What the exercise asks >>
Check every line below for the word "true" and copy each one that has it.

## Start

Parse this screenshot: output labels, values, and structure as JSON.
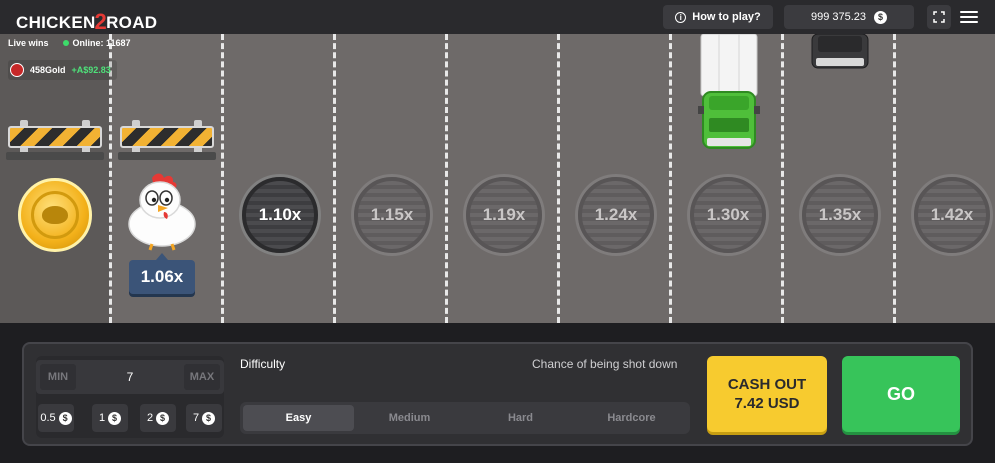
{
  "header": {
    "logo_part1": "CHICKEN",
    "logo_part2": "2",
    "logo_part3": "ROAD",
    "how_to_play": "How to play?",
    "balance": "999 375.23",
    "currency_icon": "$"
  },
  "live": {
    "live_wins": "Live wins",
    "online": "Online: 11687",
    "winner_name": "458Gold",
    "winner_amount": "+A$92.83"
  },
  "game": {
    "current_multiplier": "1.06x",
    "lanes": [
      "1.10x",
      "1.15x",
      "1.19x",
      "1.24x",
      "1.30x",
      "1.35x",
      "1.42x"
    ]
  },
  "controls": {
    "min_label": "MIN",
    "max_label": "MAX",
    "bet_value": "7",
    "quick_bets": [
      "0.5",
      "1",
      "2",
      "7"
    ],
    "difficulty_label": "Difficulty",
    "chance_label": "Chance of being shot down",
    "difficulties": [
      "Easy",
      "Medium",
      "Hard",
      "Hardcore"
    ],
    "selected_difficulty": "Easy",
    "cashout_line1": "CASH OUT",
    "cashout_line2": "7.42 USD",
    "go_label": "GO"
  },
  "colors": {
    "road": "#6e6a69",
    "cashout": "#f7cb2f",
    "go": "#37c45a",
    "multiplier_tag": "#3b5478"
  }
}
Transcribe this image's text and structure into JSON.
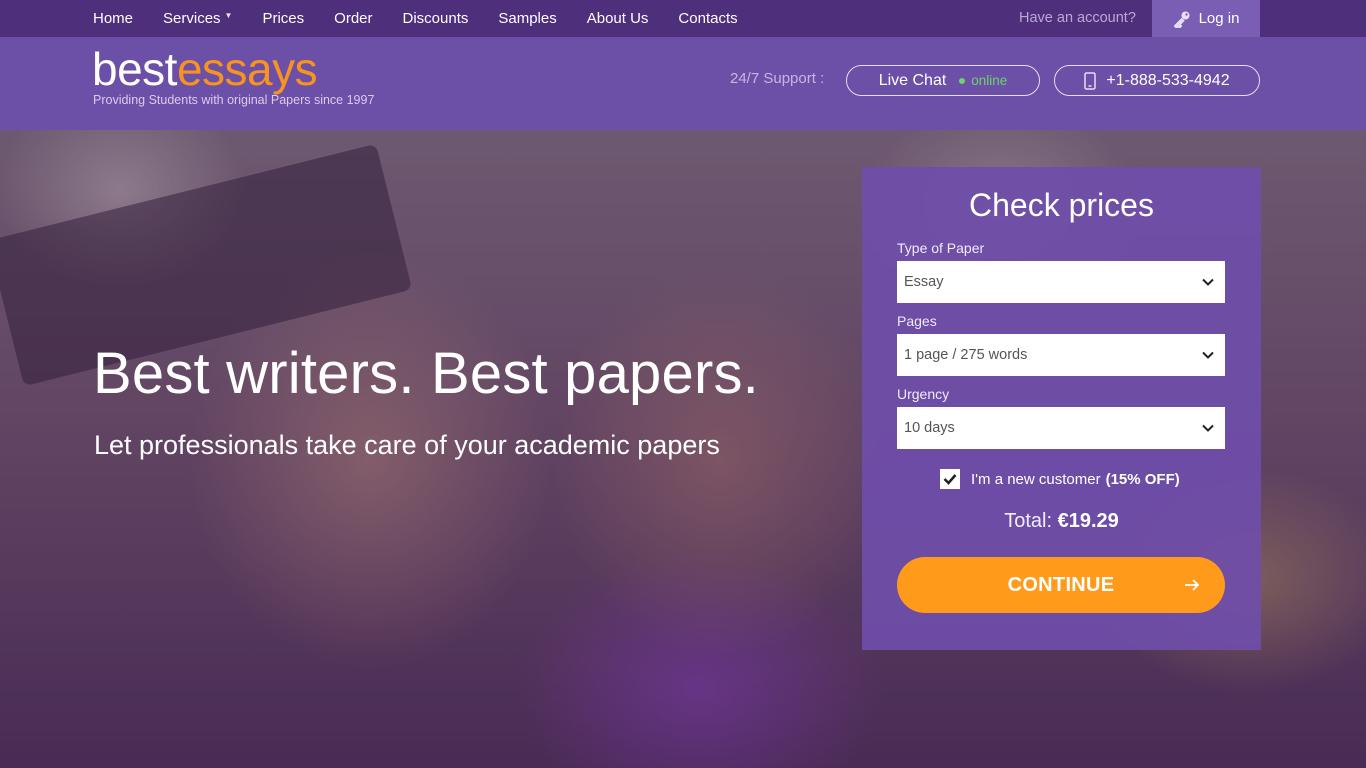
{
  "nav": {
    "links": [
      "Home",
      "Services",
      "Prices",
      "Order",
      "Discounts",
      "Samples",
      "About Us",
      "Contacts"
    ],
    "account_prompt": "Have an account?",
    "login_label": "Log in"
  },
  "header": {
    "logo_part1": "best",
    "logo_part2": "essays",
    "tagline": "Providing Students with original Papers since 1997",
    "support_label": "24/7 Support :",
    "live_chat_label": "Live Chat",
    "live_chat_status": "online",
    "phone": "+1-888-533-4942"
  },
  "hero": {
    "headline": "Best writers.  Best papers.",
    "subheadline": "Let professionals take care of your academic papers"
  },
  "price_form": {
    "title": "Check prices",
    "paper_type_label": "Type of Paper",
    "paper_type_value": "Essay",
    "pages_label": "Pages",
    "pages_value": "1 page / 275 words",
    "urgency_label": "Urgency",
    "urgency_value": "10 days",
    "new_customer_label": "I'm a new customer",
    "new_customer_discount": "(15% OFF)",
    "new_customer_checked": true,
    "total_label": "Total:",
    "total_value": "€19.29",
    "continue_label": "CONTINUE"
  },
  "colors": {
    "topnav_bg": "#4d2f7c",
    "header_bg": "#6c4fa6",
    "accent_orange": "#f7931e",
    "button_orange": "#ff9a1a",
    "online_green": "#6bd46b"
  },
  "icons": [
    "key-icon",
    "phone-icon",
    "chevron-down-icon",
    "check-icon",
    "arrow-right-icon",
    "caret-down-icon"
  ]
}
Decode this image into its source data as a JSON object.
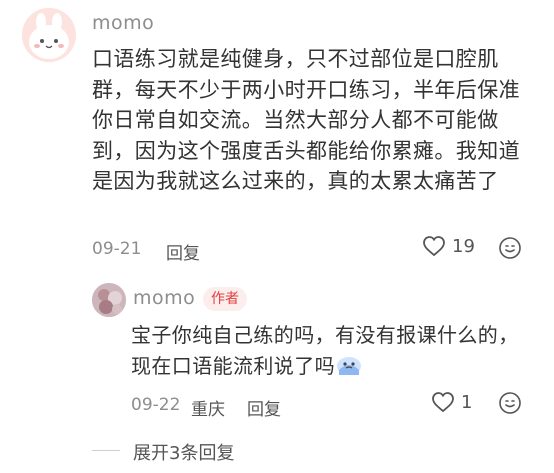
{
  "comment": {
    "username": "momo",
    "text": "口语练习就是纯健身，只不过部位是口腔肌群，每天不少于两小时开口练习，半年后保准你日常自如交流。当然大部分人都不可能做到，因为这个强度舌头都能给你累瘫。我知道是因为我就这么过来的，真的太累太痛苦了",
    "date": "09-21",
    "reply_label": "回复",
    "like_count": "19"
  },
  "reply": {
    "username": "momo",
    "badge": "作者",
    "text": "宝子你纯自己练的吗，有没有报课什么的，现在口语能流利说了吗",
    "date": "09-22",
    "location": "重庆",
    "reply_label": "回复",
    "like_count": "1"
  },
  "expand_label": "展开3条回复"
}
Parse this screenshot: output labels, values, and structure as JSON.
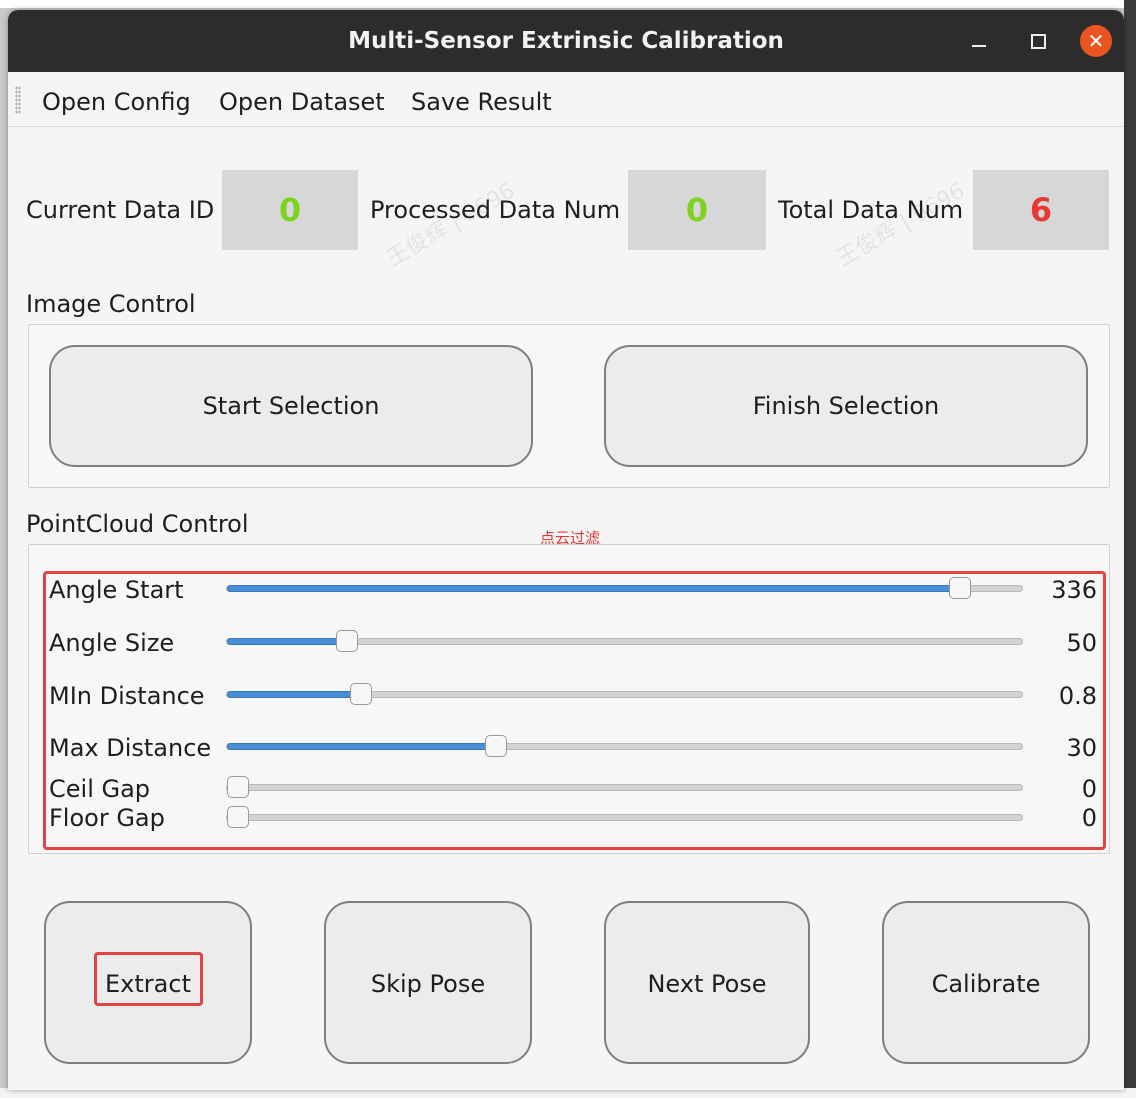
{
  "window": {
    "title": "Multi-Sensor Extrinsic Calibration",
    "close_glyph": "✕"
  },
  "menu": {
    "items": [
      "Open Config",
      "Open Dataset",
      "Save Result"
    ]
  },
  "stats": {
    "current_label": "Current Data ID",
    "current_value": "0",
    "processed_label": "Processed Data Num",
    "processed_value": "0",
    "total_label": "Total Data Num",
    "total_value": "6",
    "colors": {
      "current": "#7ed321",
      "processed": "#7ed321",
      "total": "#e53935"
    }
  },
  "image_control": {
    "label": "Image Control",
    "start_button": "Start Selection",
    "finish_button": "Finish Selection"
  },
  "pointcloud_control": {
    "label": "PointCloud Control",
    "annotation": "点云过滤",
    "sliders": [
      {
        "label": "Angle Start",
        "value": "336",
        "fraction": 0.92
      },
      {
        "label": "Angle Size",
        "value": "50",
        "fraction": 0.15
      },
      {
        "label": "MIn Distance",
        "value": "0.8",
        "fraction": 0.168
      },
      {
        "label": "Max Distance",
        "value": "30",
        "fraction": 0.338
      },
      {
        "label": "Ceil Gap",
        "value": "0",
        "fraction": 0.0
      },
      {
        "label": "Floor Gap",
        "value": "0",
        "fraction": 0.0
      }
    ]
  },
  "actions": {
    "extract": "Extract",
    "skip": "Skip Pose",
    "next": "Next Pose",
    "calibrate": "Calibrate"
  },
  "colors": {
    "slider_fill": "#4a8ed8",
    "annotation_red": "#e04444",
    "close_button": "#e95420"
  },
  "icons": {
    "minimize": "minimize-icon",
    "maximize": "maximize-icon",
    "close": "close-icon"
  }
}
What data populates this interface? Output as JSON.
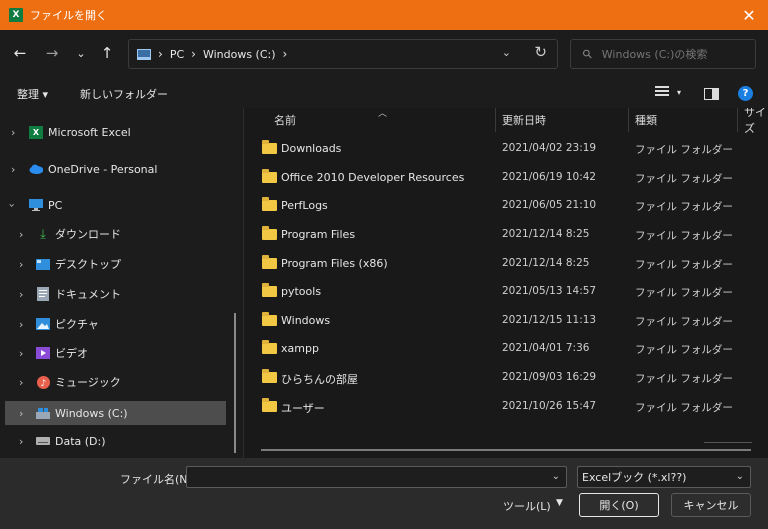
{
  "window": {
    "title": "ファイルを開く",
    "app_badge": "X"
  },
  "nav": {
    "breadcrumb": [
      "PC",
      "Windows (C:)"
    ],
    "search_placeholder": "Windows (C:)の検索"
  },
  "toolbar": {
    "organize_label": "整理 ▾",
    "new_folder_label": "新しいフォルダー",
    "help_label": "?"
  },
  "sidebar": {
    "items": [
      {
        "label": "Microsoft Excel",
        "icon": "excel-icon"
      },
      {
        "label": "OneDrive - Personal",
        "icon": "cloud-icon"
      },
      {
        "label": "PC",
        "icon": "pc-icon"
      },
      {
        "label": "ダウンロード",
        "icon": "download-icon"
      },
      {
        "label": "デスクトップ",
        "icon": "desktop-icon"
      },
      {
        "label": "ドキュメント",
        "icon": "document-icon"
      },
      {
        "label": "ピクチャ",
        "icon": "picture-icon"
      },
      {
        "label": "ビデオ",
        "icon": "video-icon"
      },
      {
        "label": "ミュージック",
        "icon": "music-icon"
      },
      {
        "label": "Windows (C:)",
        "icon": "drive-icon",
        "selected": true
      },
      {
        "label": "Data (D:)",
        "icon": "drive-icon"
      }
    ]
  },
  "columns": {
    "name": "名前",
    "date": "更新日時",
    "type": "種類",
    "size": "サイズ"
  },
  "files": [
    {
      "name": "Downloads",
      "date": "2021/04/02 23:19",
      "type": "ファイル フォルダー"
    },
    {
      "name": "Office 2010 Developer Resources",
      "date": "2021/06/19 10:42",
      "type": "ファイル フォルダー"
    },
    {
      "name": "PerfLogs",
      "date": "2021/06/05 21:10",
      "type": "ファイル フォルダー"
    },
    {
      "name": "Program Files",
      "date": "2021/12/14 8:25",
      "type": "ファイル フォルダー"
    },
    {
      "name": "Program Files (x86)",
      "date": "2021/12/14 8:25",
      "type": "ファイル フォルダー"
    },
    {
      "name": "pytools",
      "date": "2021/05/13 14:57",
      "type": "ファイル フォルダー"
    },
    {
      "name": "Windows",
      "date": "2021/12/15 11:13",
      "type": "ファイル フォルダー"
    },
    {
      "name": "xampp",
      "date": "2021/04/01 7:36",
      "type": "ファイル フォルダー"
    },
    {
      "name": "ひらちんの部屋",
      "date": "2021/09/03 16:29",
      "type": "ファイル フォルダー"
    },
    {
      "name": "ユーザー",
      "date": "2021/10/26 15:47",
      "type": "ファイル フォルダー"
    }
  ],
  "footer": {
    "filename_label": "ファイル名(N):",
    "filename_value": "",
    "filetype_value": "Excelブック (*.xl??)",
    "tools_label": "ツール(L)",
    "open_label": "開く(O)",
    "cancel_label": "キャンセル"
  },
  "colors": {
    "titlebar": "#ee6e12",
    "folder": "#f2c744",
    "selected": "#4d4d4d",
    "help": "#1a7fe0"
  }
}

## End

Correct answer >>
    "new_customer_checked": true,
        "selected": true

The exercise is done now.